| EXTRACTED INFORMATION |

— START —

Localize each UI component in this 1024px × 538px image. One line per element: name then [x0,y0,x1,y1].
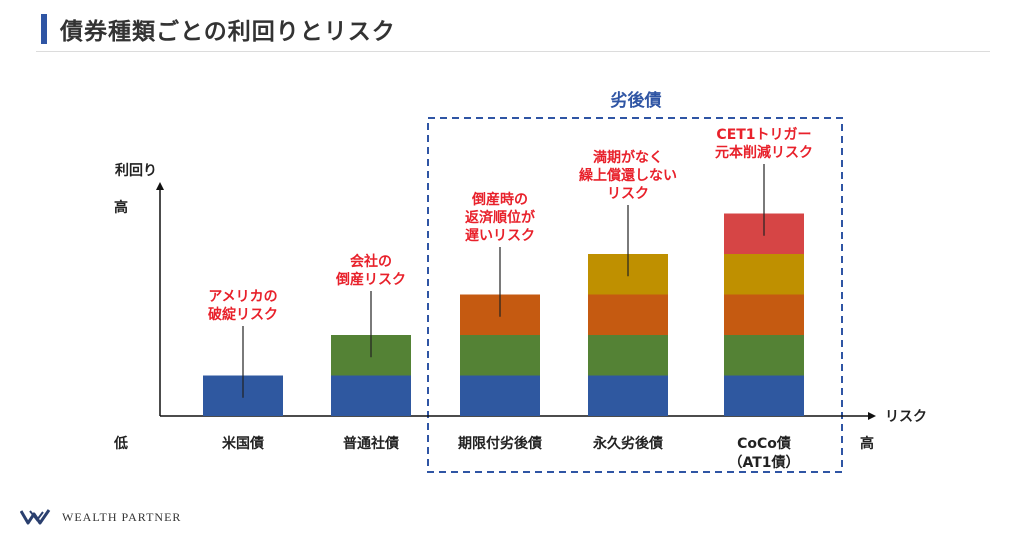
risk-annotation-text: 返済順位が [465,209,536,226]
category-label: 米国債 [222,435,264,452]
x-axis-high-label: 高 [860,435,874,452]
bar-segment-5-2 [724,335,804,376]
bar-segment-4-2 [588,335,668,376]
x-axis-label: リスク [885,409,927,425]
brand-name: WEALTH PARTNER [62,509,182,524]
bar-segment-5-1 [724,375,804,416]
category-label: CoCo債 [737,435,791,452]
y-axis-high-label: 高 [114,199,128,216]
category-label: （AT1債） [728,454,799,471]
wealth-partner-logo-icon [20,509,51,525]
bar-segment-4-3 [588,294,668,335]
risk-annotation-text: 倒産時の [471,191,528,208]
y-axis-arrow [156,182,164,190]
risk-annotation-text: 繰上償還しない [579,167,677,184]
bar-segment-5-3 [724,294,804,335]
risk-annotation-text: リスク [607,186,649,202]
title-accent-bar [41,14,47,44]
bar-segment-3-2 [460,335,540,376]
risk-annotation-text: 破綻リスク [208,306,278,323]
risk-annotation-text: 満期がなく [593,149,663,166]
title-divider [36,51,990,52]
category-label: 永久劣後債 [592,435,663,452]
risk-annotation-text: CET1トリガー [716,127,811,143]
page-title: 債券種類ごとの利回りとリスク [60,19,396,45]
bar-segment-3-1 [460,375,540,416]
bar-segment-5-4 [724,254,804,295]
footer-logo: WEALTH PARTNER [20,508,181,526]
category-label: 普通社債 [343,435,399,452]
x-axis-low-label: 低 [113,435,128,452]
bar-segment-4-1 [588,375,668,416]
risk-annotation-text: 倒産リスク [335,271,406,288]
risk-annotation-text: アメリカの [208,289,277,305]
risk-annotation-text: 元本削減リスク [715,144,813,161]
subordinated-group-box [427,117,843,473]
subordinated-group-label: 劣後債 [611,90,662,111]
risk-annotation-text: 遅いリスク [465,228,535,244]
category-label: 期限付劣後債 [458,435,542,452]
x-axis-arrow [868,412,876,420]
risk-annotation-text: 会社の [350,253,392,270]
y-axis-label: 利回り [115,162,157,179]
bar-segment-2-1 [331,375,411,416]
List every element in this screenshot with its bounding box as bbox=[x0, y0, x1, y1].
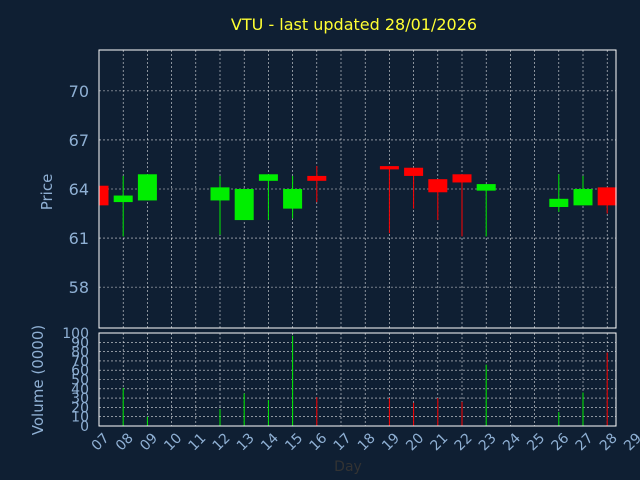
x-tick-label: 13 bbox=[234, 430, 258, 454]
x-tick-label: 23 bbox=[476, 430, 500, 454]
volume-bars bbox=[122, 335, 608, 426]
price-grid bbox=[99, 50, 616, 328]
candle-body bbox=[452, 174, 472, 183]
volume-tick-label: 20 bbox=[71, 400, 89, 416]
price-axis-label: Price bbox=[38, 174, 56, 211]
price-candles bbox=[98, 166, 617, 237]
candle-08 bbox=[113, 175, 133, 237]
candle-26 bbox=[549, 174, 569, 212]
candle-body bbox=[404, 167, 424, 176]
volume-tick-label: 100 bbox=[62, 326, 89, 342]
candle-19 bbox=[379, 166, 399, 234]
x-tick-label: 15 bbox=[282, 430, 306, 454]
price-tick-label: 61 bbox=[69, 229, 89, 248]
x-tick-label: 11 bbox=[185, 430, 209, 454]
candle-body bbox=[283, 189, 303, 209]
x-tick-label: 07 bbox=[89, 430, 113, 454]
volume-panel-frame bbox=[98, 332, 617, 427]
volume-tick-label: 30 bbox=[71, 391, 89, 407]
price-y-ticks: 58 61 64 67 70 bbox=[69, 82, 89, 297]
candle-07 bbox=[98, 185, 109, 206]
volume-tick-label: 40 bbox=[71, 382, 89, 398]
x-tick-label: 16 bbox=[306, 430, 330, 454]
candle-20 bbox=[404, 167, 424, 209]
candle-body bbox=[210, 187, 230, 201]
x-tick-label: 28 bbox=[597, 430, 621, 454]
candle-body bbox=[573, 189, 593, 206]
x-tick-label: 18 bbox=[355, 430, 379, 454]
x-tick-label: 12 bbox=[210, 430, 234, 454]
price-tick-label: 64 bbox=[69, 180, 89, 199]
candle-13 bbox=[234, 189, 254, 221]
candle-14 bbox=[258, 174, 278, 221]
candle-body bbox=[379, 166, 399, 170]
x-tick-label: 08 bbox=[113, 430, 137, 454]
candle-27 bbox=[573, 175, 593, 206]
candle-body bbox=[428, 179, 448, 193]
volume-tick-label: 50 bbox=[71, 373, 89, 389]
candle-body bbox=[549, 198, 569, 207]
candle-15 bbox=[283, 175, 303, 219]
candle-body bbox=[234, 189, 254, 221]
candle-body bbox=[307, 175, 327, 181]
x-tick-label: 24 bbox=[500, 430, 524, 454]
price-tick-label: 58 bbox=[69, 278, 89, 297]
x-tick-label: 27 bbox=[573, 430, 597, 454]
candle-22 bbox=[452, 174, 472, 237]
candle-23 bbox=[476, 184, 496, 237]
x-tick-label: 09 bbox=[137, 430, 161, 454]
candle-body bbox=[476, 184, 496, 191]
x-tick-label: 14 bbox=[258, 430, 282, 454]
x-tick-label: 21 bbox=[427, 430, 451, 454]
volume-axis-label: Volume (0000) bbox=[29, 325, 47, 435]
candle-21 bbox=[428, 179, 448, 221]
candle-28 bbox=[597, 187, 617, 214]
candle-body bbox=[99, 185, 109, 206]
candle-body bbox=[597, 187, 617, 206]
price-tick-label: 67 bbox=[69, 131, 89, 150]
x-tick-label: 10 bbox=[161, 430, 185, 454]
volume-tick-label: 0 bbox=[80, 419, 89, 435]
volume-tick-label: 60 bbox=[71, 363, 89, 379]
candle-09 bbox=[137, 174, 157, 201]
x-tick-label: 26 bbox=[548, 430, 572, 454]
price-tick-label: 70 bbox=[69, 82, 89, 101]
x-tick-label: 17 bbox=[331, 430, 355, 454]
chart-title: VTU - last updated 28/01/2026 bbox=[231, 15, 477, 34]
volume-tick-label: 70 bbox=[71, 354, 89, 370]
candle-body bbox=[137, 174, 157, 201]
x-tick-label: 19 bbox=[379, 430, 403, 454]
volume-tick-label: 80 bbox=[71, 345, 89, 361]
x-tick-label: 22 bbox=[452, 430, 476, 454]
volume-tick-label: 90 bbox=[71, 335, 89, 351]
x-axis-label: Day bbox=[334, 459, 362, 475]
candle-12 bbox=[210, 175, 230, 235]
candle-body bbox=[258, 174, 278, 181]
candle-16 bbox=[307, 166, 327, 203]
candle-body bbox=[113, 195, 133, 203]
x-ticks: 07 08 09 10 11 12 13 14 15 16 17 18 19 20 21 22 23 24 25 26… bbox=[89, 430, 640, 454]
x-tick-label: 20 bbox=[403, 430, 427, 454]
price-panel-frame bbox=[98, 49, 617, 329]
volume-grid bbox=[99, 333, 616, 426]
x-tick-label: 25 bbox=[524, 430, 548, 454]
volume-tick-label: 10 bbox=[71, 410, 89, 426]
x-tick-label: 29 bbox=[621, 430, 640, 454]
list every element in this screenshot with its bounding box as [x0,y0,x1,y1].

— END —

Copy the items verbatim, starting at the line that contains "x-tick-label: 13 bbox=[234, 430, 258, 454]" and ending at the line that contains "candle-27 bbox=[573, 175, 593, 206]", with both of those lines included.

| PROBLEM SOLUTION |
x-tick-label: 13 bbox=[234, 430, 258, 454]
x-tick-label: 23 bbox=[476, 430, 500, 454]
volume-bars bbox=[122, 335, 608, 426]
price-grid bbox=[99, 50, 616, 328]
candle-body bbox=[452, 174, 472, 183]
volume-tick-label: 20 bbox=[71, 400, 89, 416]
price-axis-label: Price bbox=[38, 174, 56, 211]
price-candles bbox=[98, 166, 617, 237]
candle-08 bbox=[113, 175, 133, 237]
candle-26 bbox=[549, 174, 569, 212]
candle-body bbox=[404, 167, 424, 176]
volume-tick-label: 100 bbox=[62, 326, 89, 342]
candle-19 bbox=[379, 166, 399, 234]
x-tick-label: 15 bbox=[282, 430, 306, 454]
price-tick-label: 61 bbox=[69, 229, 89, 248]
x-tick-label: 11 bbox=[185, 430, 209, 454]
candle-body bbox=[283, 189, 303, 209]
x-tick-label: 07 bbox=[89, 430, 113, 454]
volume-panel-frame bbox=[98, 332, 617, 427]
volume-tick-label: 30 bbox=[71, 391, 89, 407]
price-y-ticks: 58 61 64 67 70 bbox=[69, 82, 89, 297]
candle-07 bbox=[98, 185, 109, 206]
volume-tick-label: 40 bbox=[71, 382, 89, 398]
x-tick-label: 16 bbox=[306, 430, 330, 454]
candle-20 bbox=[404, 167, 424, 209]
candle-body bbox=[210, 187, 230, 201]
x-tick-label: 28 bbox=[597, 430, 621, 454]
candle-body bbox=[573, 189, 593, 206]
x-tick-label: 18 bbox=[355, 430, 379, 454]
x-tick-label: 12 bbox=[210, 430, 234, 454]
price-tick-label: 64 bbox=[69, 180, 89, 199]
candle-13 bbox=[234, 189, 254, 221]
candle-14 bbox=[258, 174, 278, 221]
candle-body bbox=[379, 166, 399, 170]
x-tick-label: 08 bbox=[113, 430, 137, 454]
candle-27 bbox=[573, 175, 593, 206]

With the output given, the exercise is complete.